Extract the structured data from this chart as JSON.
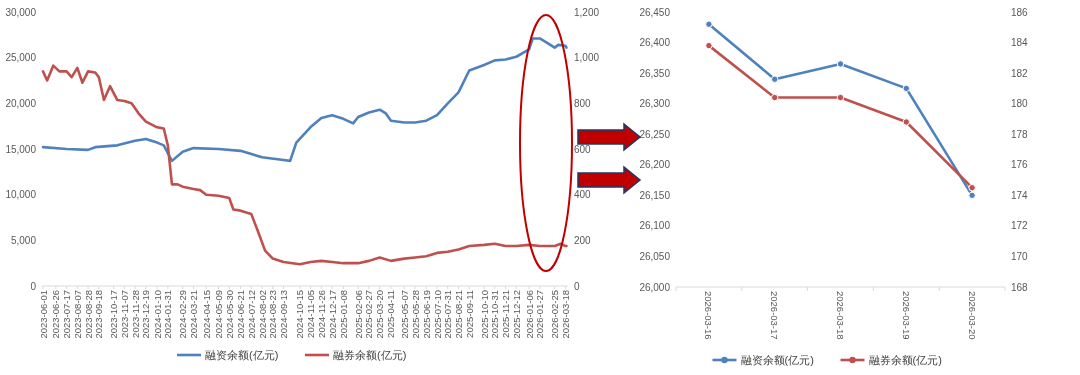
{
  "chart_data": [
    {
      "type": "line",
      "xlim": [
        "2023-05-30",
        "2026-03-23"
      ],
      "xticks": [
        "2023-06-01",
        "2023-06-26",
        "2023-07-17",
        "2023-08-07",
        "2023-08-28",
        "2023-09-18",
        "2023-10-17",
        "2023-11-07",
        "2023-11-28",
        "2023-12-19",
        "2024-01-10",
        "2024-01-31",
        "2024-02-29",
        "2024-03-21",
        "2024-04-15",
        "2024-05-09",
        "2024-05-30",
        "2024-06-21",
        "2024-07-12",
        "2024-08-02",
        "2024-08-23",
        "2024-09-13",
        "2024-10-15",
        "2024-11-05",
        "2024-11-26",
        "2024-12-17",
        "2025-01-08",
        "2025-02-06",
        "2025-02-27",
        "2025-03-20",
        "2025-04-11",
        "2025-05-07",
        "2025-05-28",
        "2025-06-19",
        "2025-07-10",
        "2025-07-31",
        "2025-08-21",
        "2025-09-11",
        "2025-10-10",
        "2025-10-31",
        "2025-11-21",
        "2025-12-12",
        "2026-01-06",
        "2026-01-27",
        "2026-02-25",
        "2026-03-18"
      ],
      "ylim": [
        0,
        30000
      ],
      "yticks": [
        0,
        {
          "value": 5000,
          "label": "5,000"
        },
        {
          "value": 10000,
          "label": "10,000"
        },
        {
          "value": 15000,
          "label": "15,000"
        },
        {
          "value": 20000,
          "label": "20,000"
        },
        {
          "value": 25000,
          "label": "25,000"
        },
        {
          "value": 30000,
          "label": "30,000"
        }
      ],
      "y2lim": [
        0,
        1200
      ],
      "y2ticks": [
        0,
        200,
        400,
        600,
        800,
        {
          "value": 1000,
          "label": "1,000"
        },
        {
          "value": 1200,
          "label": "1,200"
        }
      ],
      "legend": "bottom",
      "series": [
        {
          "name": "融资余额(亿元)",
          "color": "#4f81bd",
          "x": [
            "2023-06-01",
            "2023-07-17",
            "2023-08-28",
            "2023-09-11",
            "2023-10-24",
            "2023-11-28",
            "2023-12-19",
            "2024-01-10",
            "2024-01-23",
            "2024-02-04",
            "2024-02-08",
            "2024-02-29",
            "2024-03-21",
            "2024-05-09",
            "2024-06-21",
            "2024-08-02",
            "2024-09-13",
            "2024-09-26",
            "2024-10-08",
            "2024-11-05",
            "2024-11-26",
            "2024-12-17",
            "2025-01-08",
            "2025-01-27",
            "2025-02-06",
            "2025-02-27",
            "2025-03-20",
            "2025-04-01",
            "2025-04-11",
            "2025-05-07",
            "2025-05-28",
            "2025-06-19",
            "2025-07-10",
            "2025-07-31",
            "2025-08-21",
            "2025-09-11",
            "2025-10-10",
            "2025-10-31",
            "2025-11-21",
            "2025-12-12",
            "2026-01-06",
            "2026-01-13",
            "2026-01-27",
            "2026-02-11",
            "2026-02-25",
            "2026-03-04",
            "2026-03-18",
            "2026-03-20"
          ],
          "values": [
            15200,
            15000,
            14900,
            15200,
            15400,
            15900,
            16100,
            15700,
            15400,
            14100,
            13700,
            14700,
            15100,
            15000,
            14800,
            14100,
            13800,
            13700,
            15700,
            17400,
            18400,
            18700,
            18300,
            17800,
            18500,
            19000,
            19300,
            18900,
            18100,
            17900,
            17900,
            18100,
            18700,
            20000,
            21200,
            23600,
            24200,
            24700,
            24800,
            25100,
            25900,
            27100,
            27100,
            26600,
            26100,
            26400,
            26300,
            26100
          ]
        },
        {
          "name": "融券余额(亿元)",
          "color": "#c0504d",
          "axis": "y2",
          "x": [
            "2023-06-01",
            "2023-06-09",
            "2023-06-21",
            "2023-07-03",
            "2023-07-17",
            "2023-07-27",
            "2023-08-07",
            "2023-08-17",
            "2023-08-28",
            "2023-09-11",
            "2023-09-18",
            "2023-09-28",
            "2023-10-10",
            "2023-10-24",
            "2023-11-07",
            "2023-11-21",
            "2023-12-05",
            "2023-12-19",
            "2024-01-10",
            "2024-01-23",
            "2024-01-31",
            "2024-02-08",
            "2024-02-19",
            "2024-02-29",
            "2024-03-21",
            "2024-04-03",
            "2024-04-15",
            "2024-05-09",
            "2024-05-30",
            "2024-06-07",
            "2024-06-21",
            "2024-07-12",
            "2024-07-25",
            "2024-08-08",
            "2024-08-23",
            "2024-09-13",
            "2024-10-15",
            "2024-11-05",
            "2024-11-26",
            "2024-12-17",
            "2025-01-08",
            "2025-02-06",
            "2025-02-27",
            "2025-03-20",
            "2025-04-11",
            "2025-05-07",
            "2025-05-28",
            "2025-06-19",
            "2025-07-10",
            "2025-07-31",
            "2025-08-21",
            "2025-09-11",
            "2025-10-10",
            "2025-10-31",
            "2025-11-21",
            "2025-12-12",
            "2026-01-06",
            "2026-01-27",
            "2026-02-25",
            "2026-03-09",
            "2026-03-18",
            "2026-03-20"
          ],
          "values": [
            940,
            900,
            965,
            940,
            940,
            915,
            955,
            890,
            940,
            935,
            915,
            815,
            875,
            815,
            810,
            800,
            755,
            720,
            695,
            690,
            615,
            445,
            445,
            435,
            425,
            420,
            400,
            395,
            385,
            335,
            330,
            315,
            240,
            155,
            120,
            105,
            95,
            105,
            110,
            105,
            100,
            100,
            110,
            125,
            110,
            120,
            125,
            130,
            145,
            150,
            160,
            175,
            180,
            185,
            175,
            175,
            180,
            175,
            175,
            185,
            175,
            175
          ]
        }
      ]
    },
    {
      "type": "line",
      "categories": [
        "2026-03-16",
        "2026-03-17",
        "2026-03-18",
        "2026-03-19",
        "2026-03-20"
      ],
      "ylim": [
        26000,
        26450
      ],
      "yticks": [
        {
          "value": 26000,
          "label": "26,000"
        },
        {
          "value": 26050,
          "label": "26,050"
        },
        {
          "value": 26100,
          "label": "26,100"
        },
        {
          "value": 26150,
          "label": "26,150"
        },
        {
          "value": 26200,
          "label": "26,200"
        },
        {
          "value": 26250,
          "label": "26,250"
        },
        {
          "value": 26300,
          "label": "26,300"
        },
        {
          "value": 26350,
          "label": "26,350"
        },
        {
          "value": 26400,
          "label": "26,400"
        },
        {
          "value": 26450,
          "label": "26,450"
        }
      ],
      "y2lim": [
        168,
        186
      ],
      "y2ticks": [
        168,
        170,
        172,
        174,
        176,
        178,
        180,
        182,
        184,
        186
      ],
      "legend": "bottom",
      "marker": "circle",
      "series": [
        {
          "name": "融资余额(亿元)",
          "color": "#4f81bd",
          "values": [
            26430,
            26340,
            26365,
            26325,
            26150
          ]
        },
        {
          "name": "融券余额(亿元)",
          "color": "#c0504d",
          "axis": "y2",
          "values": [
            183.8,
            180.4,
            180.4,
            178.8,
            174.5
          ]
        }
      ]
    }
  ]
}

::::::::

### What you will do
Give an exact copy of the material, leaving out every picture.

### Worked solution
Extract the structured data from this chart as JSON.
{
  "chart_data": [
    {
      "type": "line",
      "xlim": [
        "2023-05-30",
        "2026-03-23"
      ],
      "xticks": [
        "2023-06-01",
        "2023-06-26",
        "2023-07-17",
        "2023-08-07",
        "2023-08-28",
        "2023-09-18",
        "2023-10-17",
        "2023-11-07",
        "2023-11-28",
        "2023-12-19",
        "2024-01-10",
        "2024-01-31",
        "2024-02-29",
        "2024-03-21",
        "2024-04-15",
        "2024-05-09",
        "2024-05-30",
        "2024-06-21",
        "2024-07-12",
        "2024-08-02",
        "2024-08-23",
        "2024-09-13",
        "2024-10-15",
        "2024-11-05",
        "2024-11-26",
        "2024-12-17",
        "2025-01-08",
        "2025-02-06",
        "2025-02-27",
        "2025-03-20",
        "2025-04-11",
        "2025-05-07",
        "2025-05-28",
        "2025-06-19",
        "2025-07-10",
        "2025-07-31",
        "2025-08-21",
        "2025-09-11",
        "2025-10-10",
        "2025-10-31",
        "2025-11-21",
        "2025-12-12",
        "2026-01-06",
        "2026-01-27",
        "2026-02-25",
        "2026-03-18"
      ],
      "ylim": [
        0,
        30000
      ],
      "yticks": [
        0,
        {
          "value": 5000,
          "label": "5,000"
        },
        {
          "value": 10000,
          "label": "10,000"
        },
        {
          "value": 15000,
          "label": "15,000"
        },
        {
          "value": 20000,
          "label": "20,000"
        },
        {
          "value": 25000,
          "label": "25,000"
        },
        {
          "value": 30000,
          "label": "30,000"
        }
      ],
      "y2lim": [
        0,
        1200
      ],
      "y2ticks": [
        0,
        200,
        400,
        600,
        800,
        {
          "value": 1000,
          "label": "1,000"
        },
        {
          "value": 1200,
          "label": "1,200"
        }
      ],
      "legend": "bottom",
      "series": [
        {
          "name": "融资余额(亿元)",
          "color": "#4f81bd",
          "x": [
            "2023-06-01",
            "2023-07-17",
            "2023-08-28",
            "2023-09-11",
            "2023-10-24",
            "2023-11-28",
            "2023-12-19",
            "2024-01-10",
            "2024-01-23",
            "2024-02-04",
            "2024-02-08",
            "2024-02-29",
            "2024-03-21",
            "2024-05-09",
            "2024-06-21",
            "2024-08-02",
            "2024-09-13",
            "2024-09-26",
            "2024-10-08",
            "2024-11-05",
            "2024-11-26",
            "2024-12-17",
            "2025-01-08",
            "2025-01-27",
            "2025-02-06",
            "2025-02-27",
            "2025-03-20",
            "2025-04-01",
            "2025-04-11",
            "2025-05-07",
            "2025-05-28",
            "2025-06-19",
            "2025-07-10",
            "2025-07-31",
            "2025-08-21",
            "2025-09-11",
            "2025-10-10",
            "2025-10-31",
            "2025-11-21",
            "2025-12-12",
            "2026-01-06",
            "2026-01-13",
            "2026-01-27",
            "2026-02-11",
            "2026-02-25",
            "2026-03-04",
            "2026-03-18",
            "2026-03-20"
          ],
          "values": [
            15200,
            15000,
            14900,
            15200,
            15400,
            15900,
            16100,
            15700,
            15400,
            14100,
            13700,
            14700,
            15100,
            15000,
            14800,
            14100,
            13800,
            13700,
            15700,
            17400,
            18400,
            18700,
            18300,
            17800,
            18500,
            19000,
            19300,
            18900,
            18100,
            17900,
            17900,
            18100,
            18700,
            20000,
            21200,
            23600,
            24200,
            24700,
            24800,
            25100,
            25900,
            27100,
            27100,
            26600,
            26100,
            26400,
            26300,
            26100
          ]
        },
        {
          "name": "融券余额(亿元)",
          "color": "#c0504d",
          "axis": "y2",
          "x": [
            "2023-06-01",
            "2023-06-09",
            "2023-06-21",
            "2023-07-03",
            "2023-07-17",
            "2023-07-27",
            "2023-08-07",
            "2023-08-17",
            "2023-08-28",
            "2023-09-11",
            "2023-09-18",
            "2023-09-28",
            "2023-10-10",
            "2023-10-24",
            "2023-11-07",
            "2023-11-21",
            "2023-12-05",
            "2023-12-19",
            "2024-01-10",
            "2024-01-23",
            "2024-01-31",
            "2024-02-08",
            "2024-02-19",
            "2024-02-29",
            "2024-03-21",
            "2024-04-03",
            "2024-04-15",
            "2024-05-09",
            "2024-05-30",
            "2024-06-07",
            "2024-06-21",
            "2024-07-12",
            "2024-07-25",
            "2024-08-08",
            "2024-08-23",
            "2024-09-13",
            "2024-10-15",
            "2024-11-05",
            "2024-11-26",
            "2024-12-17",
            "2025-01-08",
            "2025-02-06",
            "2025-02-27",
            "2025-03-20",
            "2025-04-11",
            "2025-05-07",
            "2025-05-28",
            "2025-06-19",
            "2025-07-10",
            "2025-07-31",
            "2025-08-21",
            "2025-09-11",
            "2025-10-10",
            "2025-10-31",
            "2025-11-21",
            "2025-12-12",
            "2026-01-06",
            "2026-01-27",
            "2026-02-25",
            "2026-03-09",
            "2026-03-18",
            "2026-03-20"
          ],
          "values": [
            940,
            900,
            965,
            940,
            940,
            915,
            955,
            890,
            940,
            935,
            915,
            815,
            875,
            815,
            810,
            800,
            755,
            720,
            695,
            690,
            615,
            445,
            445,
            435,
            425,
            420,
            400,
            395,
            385,
            335,
            330,
            315,
            240,
            155,
            120,
            105,
            95,
            105,
            110,
            105,
            100,
            100,
            110,
            125,
            110,
            120,
            125,
            130,
            145,
            150,
            160,
            175,
            180,
            185,
            175,
            175,
            180,
            175,
            175,
            185,
            175,
            175
          ]
        }
      ]
    },
    {
      "type": "line",
      "categories": [
        "2026-03-16",
        "2026-03-17",
        "2026-03-18",
        "2026-03-19",
        "2026-03-20"
      ],
      "ylim": [
        26000,
        26450
      ],
      "yticks": [
        {
          "value": 26000,
          "label": "26,000"
        },
        {
          "value": 26050,
          "label": "26,050"
        },
        {
          "value": 26100,
          "label": "26,100"
        },
        {
          "value": 26150,
          "label": "26,150"
        },
        {
          "value": 26200,
          "label": "26,200"
        },
        {
          "value": 26250,
          "label": "26,250"
        },
        {
          "value": 26300,
          "label": "26,300"
        },
        {
          "value": 26350,
          "label": "26,350"
        },
        {
          "value": 26400,
          "label": "26,400"
        },
        {
          "value": 26450,
          "label": "26,450"
        }
      ],
      "y2lim": [
        168,
        186
      ],
      "y2ticks": [
        168,
        170,
        172,
        174,
        176,
        178,
        180,
        182,
        184,
        186
      ],
      "legend": "bottom",
      "marker": "circle",
      "series": [
        {
          "name": "融资余额(亿元)",
          "color": "#4f81bd",
          "values": [
            26430,
            26340,
            26365,
            26325,
            26150
          ]
        },
        {
          "name": "融券余额(亿元)",
          "color": "#c0504d",
          "axis": "y2",
          "values": [
            183.8,
            180.4,
            180.4,
            178.8,
            174.5
          ]
        }
      ]
    }
  ]
}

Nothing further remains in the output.